---------- INPUT MATERIAL ----------
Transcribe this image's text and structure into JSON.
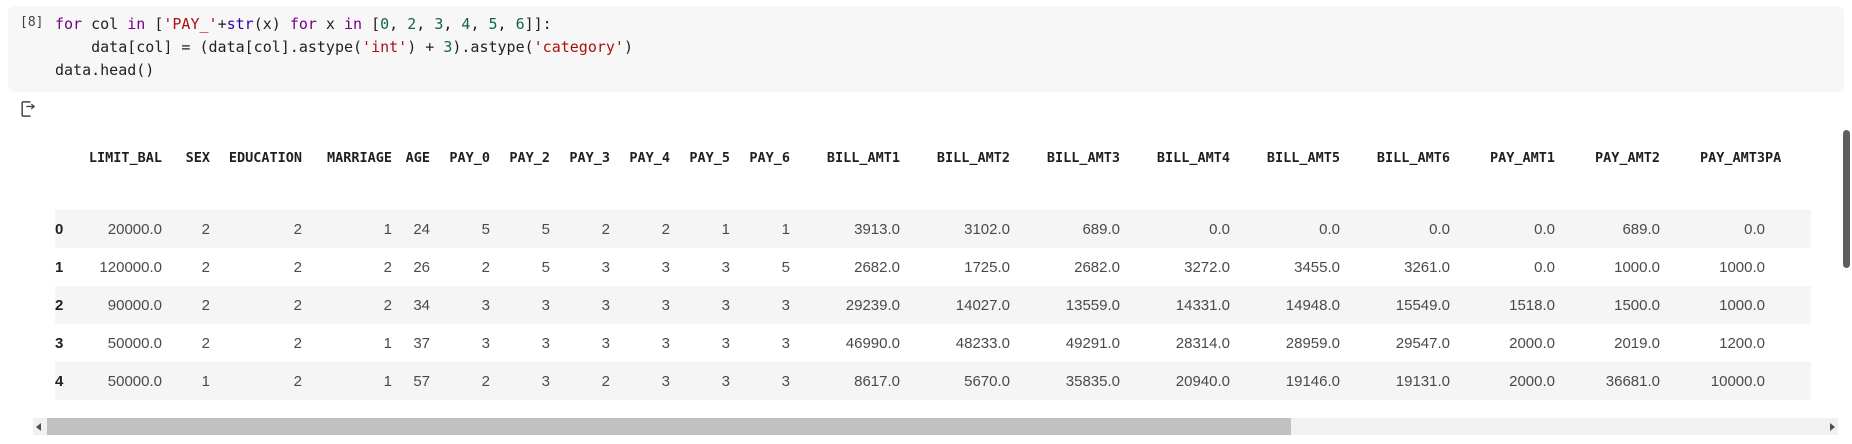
{
  "code_cell": {
    "execution_count": "[8]",
    "lines": [
      [
        {
          "t": "for",
          "c": "kw"
        },
        {
          "t": " col ",
          "c": ""
        },
        {
          "t": "in",
          "c": "kw"
        },
        {
          "t": " [",
          "c": ""
        },
        {
          "t": "'PAY_'",
          "c": "str"
        },
        {
          "t": "+",
          "c": ""
        },
        {
          "t": "str",
          "c": "bi"
        },
        {
          "t": "(x) ",
          "c": ""
        },
        {
          "t": "for",
          "c": "kw"
        },
        {
          "t": " x ",
          "c": ""
        },
        {
          "t": "in",
          "c": "kw"
        },
        {
          "t": " [",
          "c": ""
        },
        {
          "t": "0",
          "c": "num"
        },
        {
          "t": ", ",
          "c": ""
        },
        {
          "t": "2",
          "c": "num"
        },
        {
          "t": ", ",
          "c": ""
        },
        {
          "t": "3",
          "c": "num"
        },
        {
          "t": ", ",
          "c": ""
        },
        {
          "t": "4",
          "c": "num"
        },
        {
          "t": ", ",
          "c": ""
        },
        {
          "t": "5",
          "c": "num"
        },
        {
          "t": ", ",
          "c": ""
        },
        {
          "t": "6",
          "c": "num"
        },
        {
          "t": "]]:",
          "c": ""
        }
      ],
      [
        {
          "t": "    data[col] = (data[col].astype(",
          "c": ""
        },
        {
          "t": "'int'",
          "c": "str"
        },
        {
          "t": ") + ",
          "c": ""
        },
        {
          "t": "3",
          "c": "num"
        },
        {
          "t": ").astype(",
          "c": ""
        },
        {
          "t": "'category'",
          "c": "str"
        },
        {
          "t": ")",
          "c": ""
        }
      ],
      [
        {
          "t": "data.head()",
          "c": ""
        }
      ]
    ]
  },
  "icons": {
    "output_indicator": "cell-output-icon",
    "scroll_left": "scroll-left-arrow-icon",
    "scroll_right": "scroll-right-arrow-icon"
  },
  "table": {
    "columns": [
      "LIMIT_BAL",
      "SEX",
      "EDUCATION",
      "MARRIAGE",
      "AGE",
      "PAY_0",
      "PAY_2",
      "PAY_3",
      "PAY_4",
      "PAY_5",
      "PAY_6",
      "BILL_AMT1",
      "BILL_AMT2",
      "BILL_AMT3",
      "BILL_AMT4",
      "BILL_AMT5",
      "BILL_AMT6",
      "PAY_AMT1",
      "PAY_AMT2",
      "PAY_AMT3",
      "PA"
    ],
    "rows": [
      {
        "index": "0",
        "values": [
          "20000.0",
          "2",
          "2",
          "1",
          "24",
          "5",
          "5",
          "2",
          "2",
          "1",
          "1",
          "3913.0",
          "3102.0",
          "689.0",
          "0.0",
          "0.0",
          "0.0",
          "0.0",
          "689.0",
          "0.0",
          ""
        ]
      },
      {
        "index": "1",
        "values": [
          "120000.0",
          "2",
          "2",
          "2",
          "26",
          "2",
          "5",
          "3",
          "3",
          "3",
          "5",
          "2682.0",
          "1725.0",
          "2682.0",
          "3272.0",
          "3455.0",
          "3261.0",
          "0.0",
          "1000.0",
          "1000.0",
          ""
        ]
      },
      {
        "index": "2",
        "values": [
          "90000.0",
          "2",
          "2",
          "2",
          "34",
          "3",
          "3",
          "3",
          "3",
          "3",
          "3",
          "29239.0",
          "14027.0",
          "13559.0",
          "14331.0",
          "14948.0",
          "15549.0",
          "1518.0",
          "1500.0",
          "1000.0",
          ""
        ]
      },
      {
        "index": "3",
        "values": [
          "50000.0",
          "2",
          "2",
          "1",
          "37",
          "3",
          "3",
          "3",
          "3",
          "3",
          "3",
          "46990.0",
          "48233.0",
          "49291.0",
          "28314.0",
          "28959.0",
          "29547.0",
          "2000.0",
          "2019.0",
          "1200.0",
          ""
        ]
      },
      {
        "index": "4",
        "values": [
          "50000.0",
          "1",
          "2",
          "1",
          "57",
          "2",
          "3",
          "2",
          "3",
          "3",
          "3",
          "8617.0",
          "5670.0",
          "35835.0",
          "20940.0",
          "19146.0",
          "19131.0",
          "2000.0",
          "36681.0",
          "10000.0",
          ""
        ]
      }
    ]
  },
  "colors": {
    "kw": "#770088",
    "builtin": "#3300aa",
    "num": "#116644",
    "str": "#aa1111",
    "code_text": "#212121",
    "cell_bg": "#f7f7f7",
    "zebra": "#f5f5f5",
    "cell_text": "#4a4a4a",
    "header_text": "#1f1f1f",
    "exec": "#424242",
    "hscroll_track": "#f1f1f1",
    "hscroll_thumb": "#c1c1c1",
    "vscroll_thumb": "#5f5f5f",
    "arrow": "#505050"
  }
}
----------
SET TASK = Leave out all images, then reproduce the entries above exactly.

EXERCISE OUTPUT =
Transcribe this image's text and structure into JSON.
{
  "code_cell": {
    "execution_count": "[8]",
    "lines": [
      [
        {
          "t": "for",
          "c": "kw"
        },
        {
          "t": " col ",
          "c": ""
        },
        {
          "t": "in",
          "c": "kw"
        },
        {
          "t": " [",
          "c": ""
        },
        {
          "t": "'PAY_'",
          "c": "str"
        },
        {
          "t": "+",
          "c": ""
        },
        {
          "t": "str",
          "c": "bi"
        },
        {
          "t": "(x) ",
          "c": ""
        },
        {
          "t": "for",
          "c": "kw"
        },
        {
          "t": " x ",
          "c": ""
        },
        {
          "t": "in",
          "c": "kw"
        },
        {
          "t": " [",
          "c": ""
        },
        {
          "t": "0",
          "c": "num"
        },
        {
          "t": ", ",
          "c": ""
        },
        {
          "t": "2",
          "c": "num"
        },
        {
          "t": ", ",
          "c": ""
        },
        {
          "t": "3",
          "c": "num"
        },
        {
          "t": ", ",
          "c": ""
        },
        {
          "t": "4",
          "c": "num"
        },
        {
          "t": ", ",
          "c": ""
        },
        {
          "t": "5",
          "c": "num"
        },
        {
          "t": ", ",
          "c": ""
        },
        {
          "t": "6",
          "c": "num"
        },
        {
          "t": "]]:",
          "c": ""
        }
      ],
      [
        {
          "t": "    data[col] = (data[col].astype(",
          "c": ""
        },
        {
          "t": "'int'",
          "c": "str"
        },
        {
          "t": ") + ",
          "c": ""
        },
        {
          "t": "3",
          "c": "num"
        },
        {
          "t": ").astype(",
          "c": ""
        },
        {
          "t": "'category'",
          "c": "str"
        },
        {
          "t": ")",
          "c": ""
        }
      ],
      [
        {
          "t": "data.head()",
          "c": ""
        }
      ]
    ]
  },
  "icons": {
    "output_indicator": "cell-output-icon",
    "scroll_left": "scroll-left-arrow-icon",
    "scroll_right": "scroll-right-arrow-icon"
  },
  "table": {
    "columns": [
      "LIMIT_BAL",
      "SEX",
      "EDUCATION",
      "MARRIAGE",
      "AGE",
      "PAY_0",
      "PAY_2",
      "PAY_3",
      "PAY_4",
      "PAY_5",
      "PAY_6",
      "BILL_AMT1",
      "BILL_AMT2",
      "BILL_AMT3",
      "BILL_AMT4",
      "BILL_AMT5",
      "BILL_AMT6",
      "PAY_AMT1",
      "PAY_AMT2",
      "PAY_AMT3",
      "PA"
    ],
    "rows": [
      {
        "index": "0",
        "values": [
          "20000.0",
          "2",
          "2",
          "1",
          "24",
          "5",
          "5",
          "2",
          "2",
          "1",
          "1",
          "3913.0",
          "3102.0",
          "689.0",
          "0.0",
          "0.0",
          "0.0",
          "0.0",
          "689.0",
          "0.0",
          ""
        ]
      },
      {
        "index": "1",
        "values": [
          "120000.0",
          "2",
          "2",
          "2",
          "26",
          "2",
          "5",
          "3",
          "3",
          "3",
          "5",
          "2682.0",
          "1725.0",
          "2682.0",
          "3272.0",
          "3455.0",
          "3261.0",
          "0.0",
          "1000.0",
          "1000.0",
          ""
        ]
      },
      {
        "index": "2",
        "values": [
          "90000.0",
          "2",
          "2",
          "2",
          "34",
          "3",
          "3",
          "3",
          "3",
          "3",
          "3",
          "29239.0",
          "14027.0",
          "13559.0",
          "14331.0",
          "14948.0",
          "15549.0",
          "1518.0",
          "1500.0",
          "1000.0",
          ""
        ]
      },
      {
        "index": "3",
        "values": [
          "50000.0",
          "2",
          "2",
          "1",
          "37",
          "3",
          "3",
          "3",
          "3",
          "3",
          "3",
          "46990.0",
          "48233.0",
          "49291.0",
          "28314.0",
          "28959.0",
          "29547.0",
          "2000.0",
          "2019.0",
          "1200.0",
          ""
        ]
      },
      {
        "index": "4",
        "values": [
          "50000.0",
          "1",
          "2",
          "1",
          "57",
          "2",
          "3",
          "2",
          "3",
          "3",
          "3",
          "8617.0",
          "5670.0",
          "35835.0",
          "20940.0",
          "19146.0",
          "19131.0",
          "2000.0",
          "36681.0",
          "10000.0",
          ""
        ]
      }
    ]
  },
  "colors": {
    "kw": "#770088",
    "builtin": "#3300aa",
    "num": "#116644",
    "str": "#aa1111",
    "code_text": "#212121",
    "cell_bg": "#f7f7f7",
    "zebra": "#f5f5f5",
    "cell_text": "#4a4a4a",
    "header_text": "#1f1f1f",
    "exec": "#424242",
    "hscroll_track": "#f1f1f1",
    "hscroll_thumb": "#c1c1c1",
    "vscroll_thumb": "#5f5f5f",
    "arrow": "#505050"
  }
}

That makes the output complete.